Brief: Copy out the following rows word for word, all of them, keeping every line unchanged.

Stored records:
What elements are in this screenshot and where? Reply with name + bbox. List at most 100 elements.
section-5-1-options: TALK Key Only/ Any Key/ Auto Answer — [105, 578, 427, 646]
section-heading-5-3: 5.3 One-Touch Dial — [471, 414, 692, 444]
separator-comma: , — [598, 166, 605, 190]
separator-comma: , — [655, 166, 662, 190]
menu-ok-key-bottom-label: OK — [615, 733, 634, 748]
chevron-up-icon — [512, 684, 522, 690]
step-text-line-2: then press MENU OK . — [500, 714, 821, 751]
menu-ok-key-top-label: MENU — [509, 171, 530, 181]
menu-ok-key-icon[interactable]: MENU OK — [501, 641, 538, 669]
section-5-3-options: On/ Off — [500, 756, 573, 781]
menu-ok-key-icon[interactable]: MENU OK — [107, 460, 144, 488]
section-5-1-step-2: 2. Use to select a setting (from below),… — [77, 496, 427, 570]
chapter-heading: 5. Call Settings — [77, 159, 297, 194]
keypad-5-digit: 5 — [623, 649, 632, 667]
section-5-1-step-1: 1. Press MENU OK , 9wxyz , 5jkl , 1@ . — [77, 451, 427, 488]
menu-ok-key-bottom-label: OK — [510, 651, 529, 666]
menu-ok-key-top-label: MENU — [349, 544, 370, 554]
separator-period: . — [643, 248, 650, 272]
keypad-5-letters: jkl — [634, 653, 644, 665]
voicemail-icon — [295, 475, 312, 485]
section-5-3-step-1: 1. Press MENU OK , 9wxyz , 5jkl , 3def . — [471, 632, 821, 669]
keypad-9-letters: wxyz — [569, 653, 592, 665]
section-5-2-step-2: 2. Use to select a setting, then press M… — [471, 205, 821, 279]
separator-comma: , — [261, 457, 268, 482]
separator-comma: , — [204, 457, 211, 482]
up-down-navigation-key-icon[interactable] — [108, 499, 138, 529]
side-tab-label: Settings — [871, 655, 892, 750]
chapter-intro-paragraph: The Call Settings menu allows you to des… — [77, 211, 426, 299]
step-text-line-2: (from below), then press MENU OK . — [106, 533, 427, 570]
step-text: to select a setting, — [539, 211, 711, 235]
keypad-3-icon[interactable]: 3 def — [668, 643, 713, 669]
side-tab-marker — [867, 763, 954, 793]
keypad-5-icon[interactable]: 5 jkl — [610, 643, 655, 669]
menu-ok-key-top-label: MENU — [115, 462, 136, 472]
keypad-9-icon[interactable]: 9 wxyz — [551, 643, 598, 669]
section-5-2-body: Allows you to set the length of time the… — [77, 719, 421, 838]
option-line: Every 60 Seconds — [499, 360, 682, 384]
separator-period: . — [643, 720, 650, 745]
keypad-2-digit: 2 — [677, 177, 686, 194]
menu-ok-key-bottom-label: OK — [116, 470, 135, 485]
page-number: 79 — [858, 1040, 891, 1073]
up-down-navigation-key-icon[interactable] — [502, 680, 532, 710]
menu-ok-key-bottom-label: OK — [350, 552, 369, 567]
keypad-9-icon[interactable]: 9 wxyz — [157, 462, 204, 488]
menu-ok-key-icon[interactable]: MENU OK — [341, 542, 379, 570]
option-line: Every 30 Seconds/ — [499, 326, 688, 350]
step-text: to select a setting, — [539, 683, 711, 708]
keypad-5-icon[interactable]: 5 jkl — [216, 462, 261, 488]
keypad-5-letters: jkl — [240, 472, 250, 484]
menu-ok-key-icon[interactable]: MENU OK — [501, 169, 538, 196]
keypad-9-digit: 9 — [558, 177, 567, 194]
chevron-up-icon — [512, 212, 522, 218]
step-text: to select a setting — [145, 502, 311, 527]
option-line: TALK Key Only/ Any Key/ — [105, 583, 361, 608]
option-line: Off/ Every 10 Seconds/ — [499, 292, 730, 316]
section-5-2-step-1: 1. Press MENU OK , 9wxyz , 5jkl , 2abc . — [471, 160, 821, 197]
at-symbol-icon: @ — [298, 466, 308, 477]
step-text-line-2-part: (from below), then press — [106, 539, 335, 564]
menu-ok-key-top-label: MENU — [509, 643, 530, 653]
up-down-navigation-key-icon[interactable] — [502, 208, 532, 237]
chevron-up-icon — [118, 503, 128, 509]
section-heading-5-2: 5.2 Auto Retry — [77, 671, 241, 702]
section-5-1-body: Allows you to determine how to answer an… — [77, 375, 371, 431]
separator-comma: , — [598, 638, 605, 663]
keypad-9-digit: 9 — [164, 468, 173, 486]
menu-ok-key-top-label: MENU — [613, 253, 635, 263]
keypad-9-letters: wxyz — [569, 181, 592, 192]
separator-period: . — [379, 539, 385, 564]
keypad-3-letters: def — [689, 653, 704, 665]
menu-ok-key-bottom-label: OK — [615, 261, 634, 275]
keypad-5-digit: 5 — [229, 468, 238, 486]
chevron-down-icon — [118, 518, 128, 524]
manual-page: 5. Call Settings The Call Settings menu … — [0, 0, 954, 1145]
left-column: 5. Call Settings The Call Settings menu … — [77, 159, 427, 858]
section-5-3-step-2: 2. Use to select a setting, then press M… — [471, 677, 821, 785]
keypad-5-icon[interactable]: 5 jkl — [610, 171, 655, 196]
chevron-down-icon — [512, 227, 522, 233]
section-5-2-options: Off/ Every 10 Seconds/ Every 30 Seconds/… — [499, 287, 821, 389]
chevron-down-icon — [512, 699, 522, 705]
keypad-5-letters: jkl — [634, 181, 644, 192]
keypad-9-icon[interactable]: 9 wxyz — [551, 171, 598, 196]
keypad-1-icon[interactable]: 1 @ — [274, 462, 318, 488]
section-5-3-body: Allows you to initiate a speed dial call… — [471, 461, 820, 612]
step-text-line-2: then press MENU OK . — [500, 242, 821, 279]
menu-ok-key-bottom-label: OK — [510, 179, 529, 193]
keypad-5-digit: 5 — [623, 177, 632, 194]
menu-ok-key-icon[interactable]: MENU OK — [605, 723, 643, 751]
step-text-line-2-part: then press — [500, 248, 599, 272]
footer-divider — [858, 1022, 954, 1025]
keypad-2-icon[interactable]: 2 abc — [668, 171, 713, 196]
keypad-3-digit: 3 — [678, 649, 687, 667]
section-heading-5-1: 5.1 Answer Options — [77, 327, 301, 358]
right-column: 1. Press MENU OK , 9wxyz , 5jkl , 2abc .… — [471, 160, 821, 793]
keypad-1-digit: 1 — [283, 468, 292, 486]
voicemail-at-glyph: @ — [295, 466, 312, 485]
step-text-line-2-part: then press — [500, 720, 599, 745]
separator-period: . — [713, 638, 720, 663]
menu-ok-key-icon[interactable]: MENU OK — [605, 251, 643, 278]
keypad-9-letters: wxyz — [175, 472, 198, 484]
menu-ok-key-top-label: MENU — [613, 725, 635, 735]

Result for this exercise:
What elements are in this screenshot and where? Reply with name + bbox. List at most 100 elements.
section-5-1-options: TALK Key Only/ Any Key/ Auto Answer — [105, 578, 427, 646]
section-heading-5-3: 5.3 One-Touch Dial — [471, 414, 692, 444]
separator-comma: , — [598, 166, 605, 190]
separator-comma: , — [655, 166, 662, 190]
menu-ok-key-bottom-label: OK — [615, 733, 634, 748]
chevron-up-icon — [512, 684, 522, 690]
step-text-line-2: then press MENU OK . — [500, 714, 821, 751]
menu-ok-key-top-label: MENU — [509, 171, 530, 181]
menu-ok-key-icon[interactable]: MENU OK — [501, 641, 538, 669]
section-5-3-options: On/ Off — [500, 756, 573, 781]
menu-ok-key-icon[interactable]: MENU OK — [107, 460, 144, 488]
section-5-1-step-2: 2. Use to select a setting (from below),… — [77, 496, 427, 570]
chapter-heading: 5. Call Settings — [77, 159, 297, 194]
keypad-5-digit: 5 — [623, 649, 632, 667]
section-5-1-step-1: 1. Press MENU OK , 9wxyz , 5jkl , 1@ . — [77, 451, 427, 488]
menu-ok-key-bottom-label: OK — [510, 651, 529, 666]
menu-ok-key-top-label: MENU — [349, 544, 370, 554]
separator-period: . — [643, 248, 650, 272]
keypad-5-letters: jkl — [634, 653, 644, 665]
voicemail-icon — [295, 475, 312, 485]
section-5-3-step-1: 1. Press MENU OK , 9wxyz , 5jkl , 3def . — [471, 632, 821, 669]
keypad-9-letters: wxyz — [569, 653, 592, 665]
section-5-2-step-2: 2. Use to select a setting, then press M… — [471, 205, 821, 279]
separator-comma: , — [261, 457, 268, 482]
separator-comma: , — [204, 457, 211, 482]
up-down-navigation-key-icon[interactable] — [108, 499, 138, 529]
side-tab-label: Settings — [871, 655, 892, 750]
chapter-intro-paragraph: The Call Settings menu allows you to des… — [77, 211, 426, 299]
step-text-line-2: (from below), then press MENU OK . — [106, 533, 427, 570]
step-text: to select a setting, — [539, 211, 711, 235]
keypad-3-icon[interactable]: 3 def — [668, 643, 713, 669]
side-tab-marker — [867, 763, 954, 793]
keypad-5-icon[interactable]: 5 jkl — [610, 643, 655, 669]
menu-ok-key-top-label: MENU — [115, 462, 136, 472]
keypad-9-icon[interactable]: 9 wxyz — [551, 643, 598, 669]
section-5-2-body: Allows you to set the length of time the… — [77, 719, 421, 838]
option-line: Every 60 Seconds — [499, 360, 682, 384]
separator-period: . — [643, 720, 650, 745]
keypad-2-digit: 2 — [677, 177, 686, 194]
menu-ok-key-bottom-label: OK — [116, 470, 135, 485]
page-number: 79 — [858, 1040, 891, 1073]
up-down-navigation-key-icon[interactable] — [502, 680, 532, 710]
menu-ok-key-bottom-label: OK — [350, 552, 369, 567]
keypad-9-icon[interactable]: 9 wxyz — [157, 462, 204, 488]
menu-ok-key-icon[interactable]: MENU OK — [341, 542, 379, 570]
option-line: Every 30 Seconds/ — [499, 326, 688, 350]
step-text: to select a setting, — [539, 683, 711, 708]
keypad-5-icon[interactable]: 5 jkl — [216, 462, 261, 488]
keypad-5-letters: jkl — [240, 472, 250, 484]
menu-ok-key-icon[interactable]: MENU OK — [501, 169, 538, 196]
keypad-9-digit: 9 — [558, 177, 567, 194]
chevron-up-icon — [512, 212, 522, 218]
step-text: to select a setting — [145, 502, 311, 527]
option-line: TALK Key Only/ Any Key/ — [105, 583, 361, 608]
option-line: Off/ Every 10 Seconds/ — [499, 292, 730, 316]
section-5-2-step-1: 1. Press MENU OK , 9wxyz , 5jkl , 2abc . — [471, 160, 821, 197]
at-symbol-icon: @ — [298, 466, 308, 477]
step-text-line-2-part: (from below), then press — [106, 539, 335, 564]
menu-ok-key-top-label: MENU — [509, 643, 530, 653]
up-down-navigation-key-icon[interactable] — [502, 208, 532, 237]
chevron-up-icon — [118, 503, 128, 509]
section-heading-5-2: 5.2 Auto Retry — [77, 671, 241, 702]
section-5-1-body: Allows you to determine how to answer an… — [77, 375, 371, 431]
separator-comma: , — [598, 638, 605, 663]
keypad-9-digit: 9 — [164, 468, 173, 486]
menu-ok-key-top-label: MENU — [613, 253, 635, 263]
keypad-9-letters: wxyz — [569, 181, 592, 192]
separator-period: . — [379, 539, 385, 564]
keypad-3-letters: def — [689, 653, 704, 665]
menu-ok-key-bottom-label: OK — [615, 261, 634, 275]
keypad-5-digit: 5 — [229, 468, 238, 486]
chevron-down-icon — [118, 518, 128, 524]
manual-page: 5. Call Settings The Call Settings menu … — [0, 0, 954, 1145]
left-column: 5. Call Settings The Call Settings menu … — [77, 159, 427, 858]
section-5-3-step-2: 2. Use to select a setting, then press M… — [471, 677, 821, 785]
keypad-5-icon[interactable]: 5 jkl — [610, 171, 655, 196]
chevron-down-icon — [512, 227, 522, 233]
section-5-2-options: Off/ Every 10 Seconds/ Every 30 Seconds/… — [499, 287, 821, 389]
chevron-down-icon — [512, 699, 522, 705]
keypad-5-letters: jkl — [634, 181, 644, 192]
keypad-9-icon[interactable]: 9 wxyz — [551, 171, 598, 196]
keypad-1-icon[interactable]: 1 @ — [274, 462, 318, 488]
section-5-3-body: Allows you to initiate a speed dial call… — [471, 461, 820, 612]
step-text-line-2: then press MENU OK . — [500, 242, 821, 279]
menu-ok-key-bottom-label: OK — [510, 179, 529, 193]
keypad-5-digit: 5 — [623, 177, 632, 194]
menu-ok-key-icon[interactable]: MENU OK — [605, 723, 643, 751]
step-text-line-2-part: then press — [500, 248, 599, 272]
footer-divider — [858, 1022, 954, 1025]
keypad-2-icon[interactable]: 2 abc — [668, 171, 713, 196]
keypad-3-digit: 3 — [678, 649, 687, 667]
section-heading-5-1: 5.1 Answer Options — [77, 327, 301, 358]
right-column: 1. Press MENU OK , 9wxyz , 5jkl , 2abc .… — [471, 160, 821, 793]
keypad-1-digit: 1 — [283, 468, 292, 486]
voicemail-at-glyph: @ — [295, 466, 312, 485]
step-text-line-2-part: then press — [500, 720, 599, 745]
separator-period: . — [713, 638, 720, 663]
menu-ok-key-icon[interactable]: MENU OK — [605, 251, 643, 278]
keypad-9-letters: wxyz — [175, 472, 198, 484]
menu-ok-key-top-label: MENU — [613, 725, 635, 735]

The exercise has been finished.